Short exercise: Carry none of the pictures over; set down the material below exactly.

^^^^^^^^^^^^^^^^

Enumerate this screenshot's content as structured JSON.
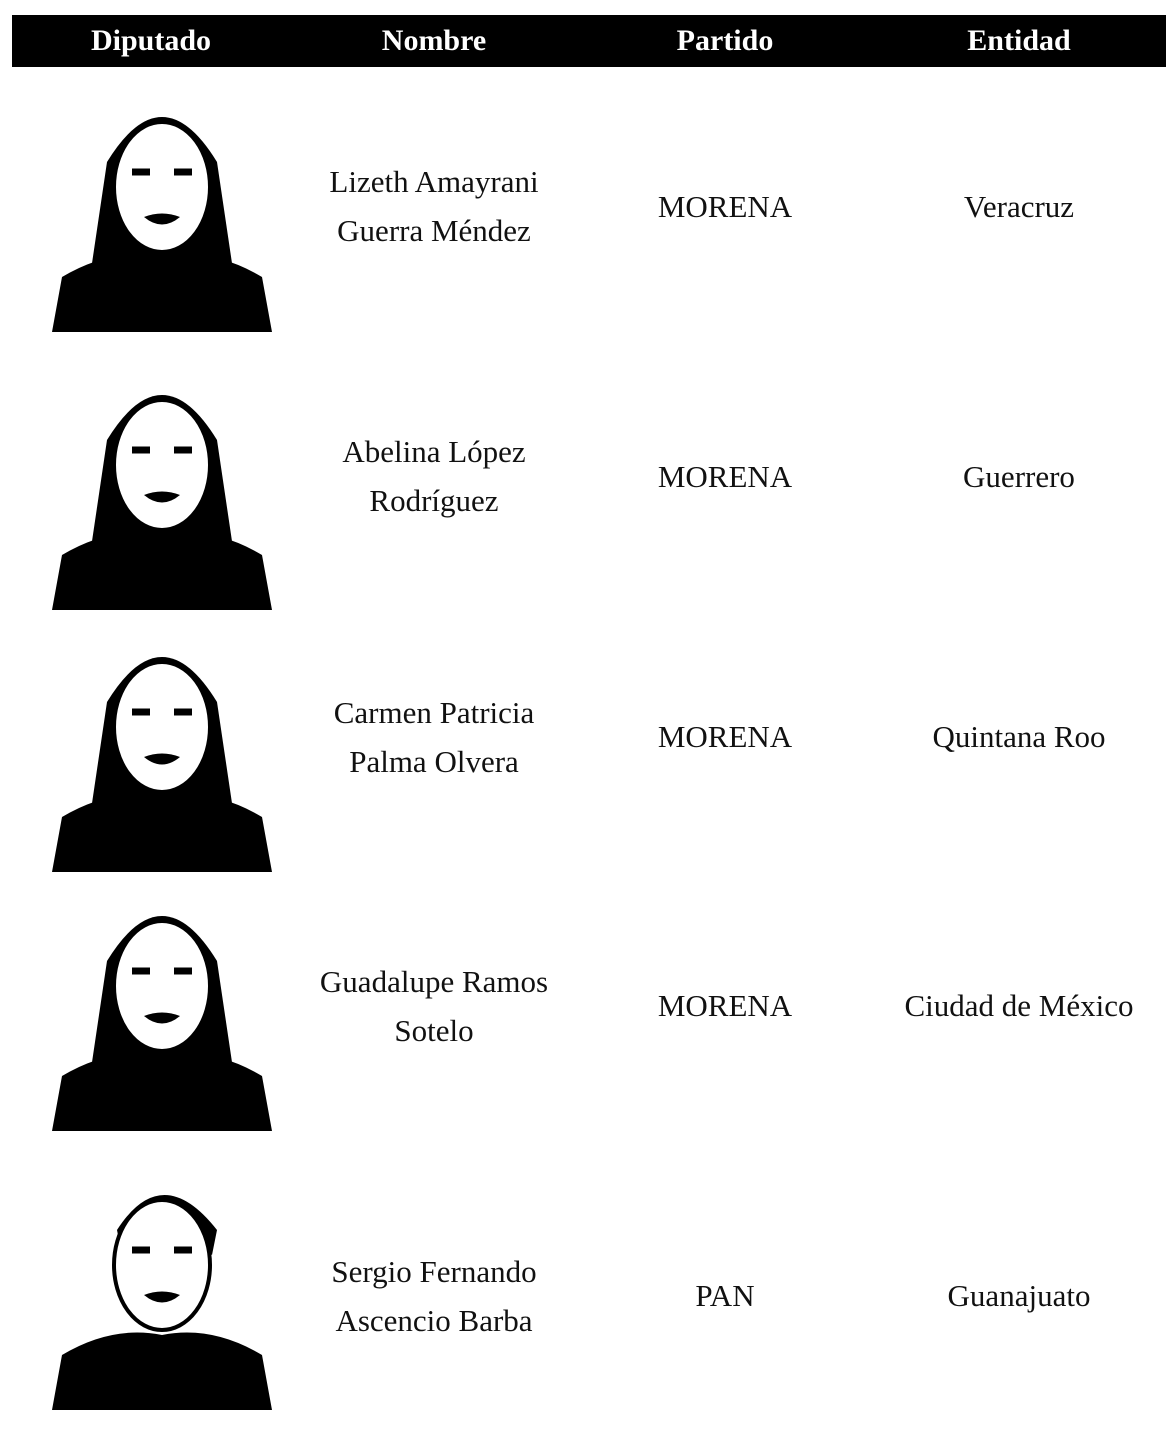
{
  "table": {
    "header": [
      "Diputado",
      "Nombre",
      "Partido",
      "Entidad"
    ],
    "rows": [
      {
        "name": "Lizeth Amayrani Guerra Méndez",
        "party": "MORENA",
        "state": "Veracruz"
      },
      {
        "name": "Abelina López Rodríguez",
        "party": "MORENA",
        "state": "Guerrero"
      },
      {
        "name": "Carmen Patricia Palma Olvera",
        "party": "MORENA",
        "state": "Quintana Roo"
      },
      {
        "name": "Guadalupe Ramos Sotelo",
        "party": "MORENA",
        "state": "Ciudad de México"
      },
      {
        "name": "Sergio Fernando Ascencio Barba",
        "party": "PAN",
        "state": "Guanajuato"
      }
    ]
  }
}
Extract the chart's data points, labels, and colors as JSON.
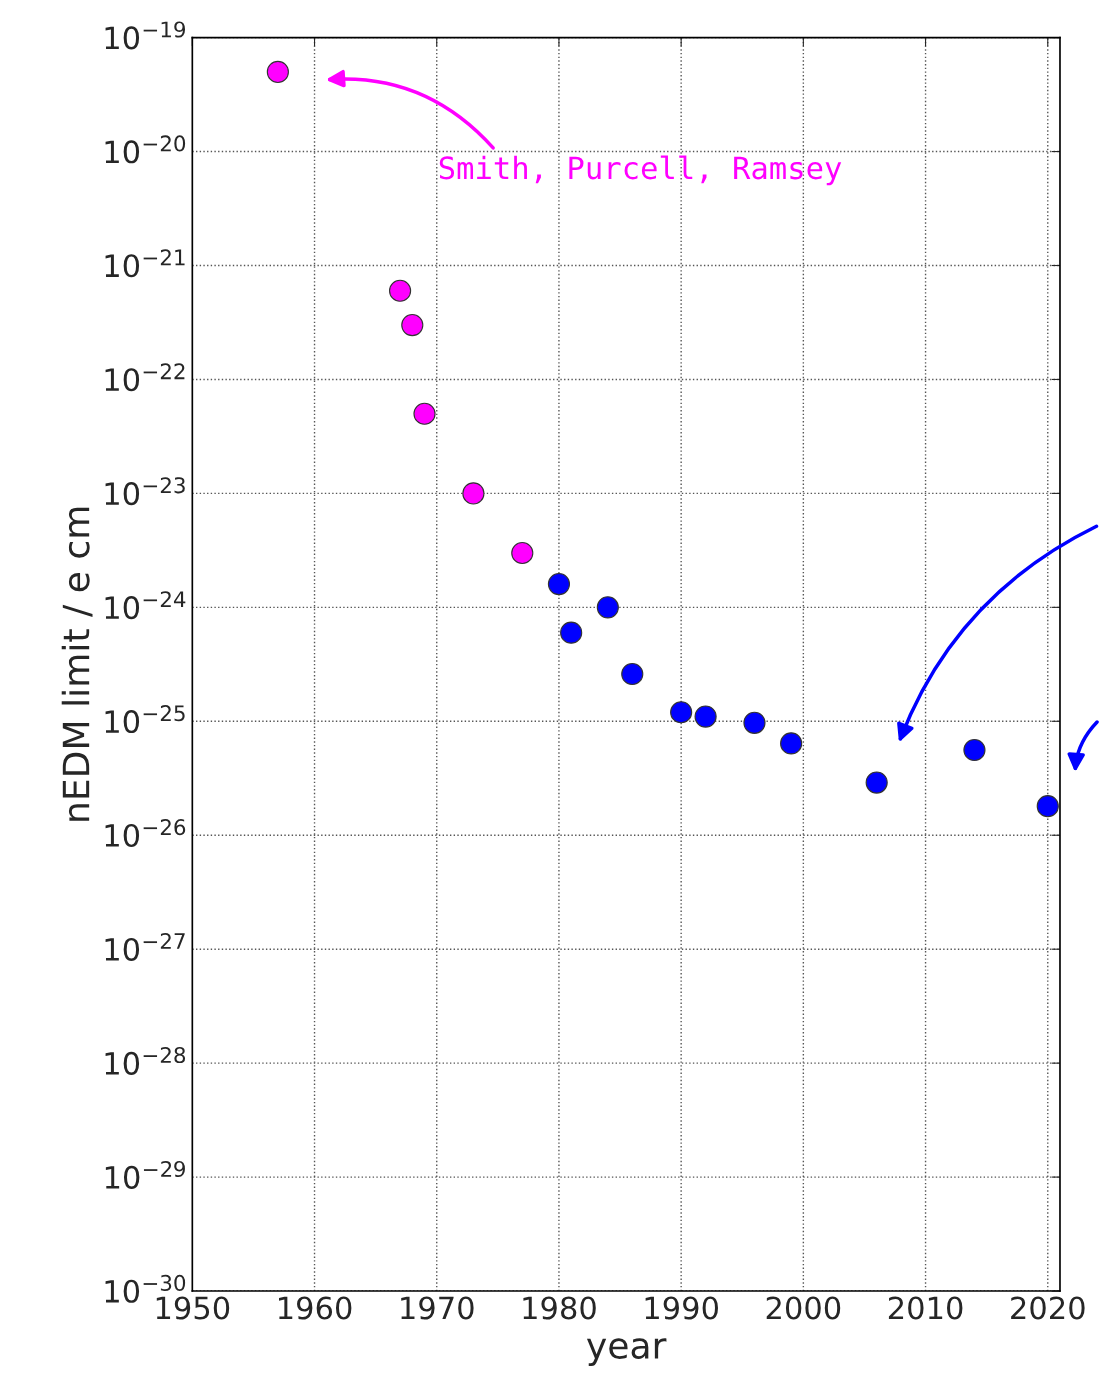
{
  "chart_data": {
    "type": "scatter",
    "xlabel": "year",
    "ylabel": "nEDM limit / e cm",
    "log": "y",
    "grid": true,
    "marker": "circle",
    "series": [
      {
        "color": "#ff00ff",
        "x": [
          1957,
          1967,
          1968,
          1969,
          1973,
          1977
        ],
        "values": [
          5e-20,
          6e-22,
          3e-22,
          5e-23,
          1e-23,
          3e-24
        ]
      },
      {
        "color": "#0000ff",
        "x": [
          1980,
          1981,
          1984,
          1986,
          1990,
          1992,
          1996,
          1999,
          2006,
          2014,
          2020
        ],
        "values": [
          1.6e-24,
          6e-25,
          1e-24,
          2.6e-25,
          1.2e-25,
          1.1e-25,
          9.7e-26,
          6.4e-26,
          2.9e-26,
          5.6e-26,
          1.8e-26
        ]
      }
    ],
    "xlim": [
      1950,
      2021
    ],
    "xticks": [
      1950,
      1960,
      1970,
      1980,
      1990,
      2000,
      2010,
      2020
    ],
    "ylim": [
      1e-30,
      1e-19
    ],
    "yticks": [
      {
        "value": 1e-30,
        "label": "10$^{−30}$"
      },
      {
        "value": 1e-29,
        "label": "10$^{−29}$"
      },
      {
        "value": 1e-28,
        "label": "10$^{−28}$"
      },
      {
        "value": 1e-27,
        "label": "10$^{−27}$"
      },
      {
        "value": 1e-26,
        "label": "10$^{−26}$"
      },
      {
        "value": 1e-25,
        "label": "10$^{−25}$"
      },
      {
        "value": 1e-24,
        "label": "10$^{−24}$"
      },
      {
        "value": 1e-23,
        "label": "10$^{−23}$"
      },
      {
        "value": 1e-22,
        "label": "10$^{−22}$"
      },
      {
        "value": 1e-21,
        "label": "10$^{−21}$"
      },
      {
        "value": 1e-20,
        "label": "10$^{−20}$"
      },
      {
        "value": 1e-19,
        "label": "10$^{−19}$"
      }
    ],
    "annotations": [
      "Smith, Purcell, Ramsey"
    ]
  }
}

^^^^^^^^^^^^^^^^

Final result:
Enumerate this screenshot's content as structured JSON.
{
  "table": {
    "header": [
      "Diputado",
      "Nombre",
      "Partido",
      "Entidad"
    ],
    "rows": [
      {
        "name": "Lizeth Amayrani Guerra Méndez",
        "party": "MORENA",
        "state": "Veracruz"
      },
      {
        "name": "Abelina López Rodríguez",
        "party": "MORENA",
        "state": "Guerrero"
      },
      {
        "name": "Carmen Patricia Palma Olvera",
        "party": "MORENA",
        "state": "Quintana Roo"
      },
      {
        "name": "Guadalupe Ramos Sotelo",
        "party": "MORENA",
        "state": "Ciudad de México"
      },
      {
        "name": "Sergio Fernando Ascencio Barba",
        "party": "PAN",
        "state": "Guanajuato"
      }
    ]
  }
}
Extract the chart's data points, labels, and colors as JSON.
{
  "chart_data": {
    "type": "scatter",
    "xlabel": "year",
    "ylabel": "nEDM limit / e cm",
    "log": "y",
    "grid": true,
    "marker": "circle",
    "series": [
      {
        "color": "#ff00ff",
        "x": [
          1957,
          1967,
          1968,
          1969,
          1973,
          1977
        ],
        "values": [
          5e-20,
          6e-22,
          3e-22,
          5e-23,
          1e-23,
          3e-24
        ]
      },
      {
        "color": "#0000ff",
        "x": [
          1980,
          1981,
          1984,
          1986,
          1990,
          1992,
          1996,
          1999,
          2006,
          2014,
          2020
        ],
        "values": [
          1.6e-24,
          6e-25,
          1e-24,
          2.6e-25,
          1.2e-25,
          1.1e-25,
          9.7e-26,
          6.4e-26,
          2.9e-26,
          5.6e-26,
          1.8e-26
        ]
      }
    ],
    "xlim": [
      1950,
      2021
    ],
    "xticks": [
      1950,
      1960,
      1970,
      1980,
      1990,
      2000,
      2010,
      2020
    ],
    "ylim": [
      1e-30,
      1e-19
    ],
    "yticks": [
      {
        "value": 1e-30,
        "label": "10$^{−30}$"
      },
      {
        "value": 1e-29,
        "label": "10$^{−29}$"
      },
      {
        "value": 1e-28,
        "label": "10$^{−28}$"
      },
      {
        "value": 1e-27,
        "label": "10$^{−27}$"
      },
      {
        "value": 1e-26,
        "label": "10$^{−26}$"
      },
      {
        "value": 1e-25,
        "label": "10$^{−25}$"
      },
      {
        "value": 1e-24,
        "label": "10$^{−24}$"
      },
      {
        "value": 1e-23,
        "label": "10$^{−23}$"
      },
      {
        "value": 1e-22,
        "label": "10$^{−22}$"
      },
      {
        "value": 1e-21,
        "label": "10$^{−21}$"
      },
      {
        "value": 1e-20,
        "label": "10$^{−20}$"
      },
      {
        "value": 1e-19,
        "label": "10$^{−19}$"
      }
    ],
    "annotations": [
      "Smith, Purcell, Ramsey"
    ]
  }
}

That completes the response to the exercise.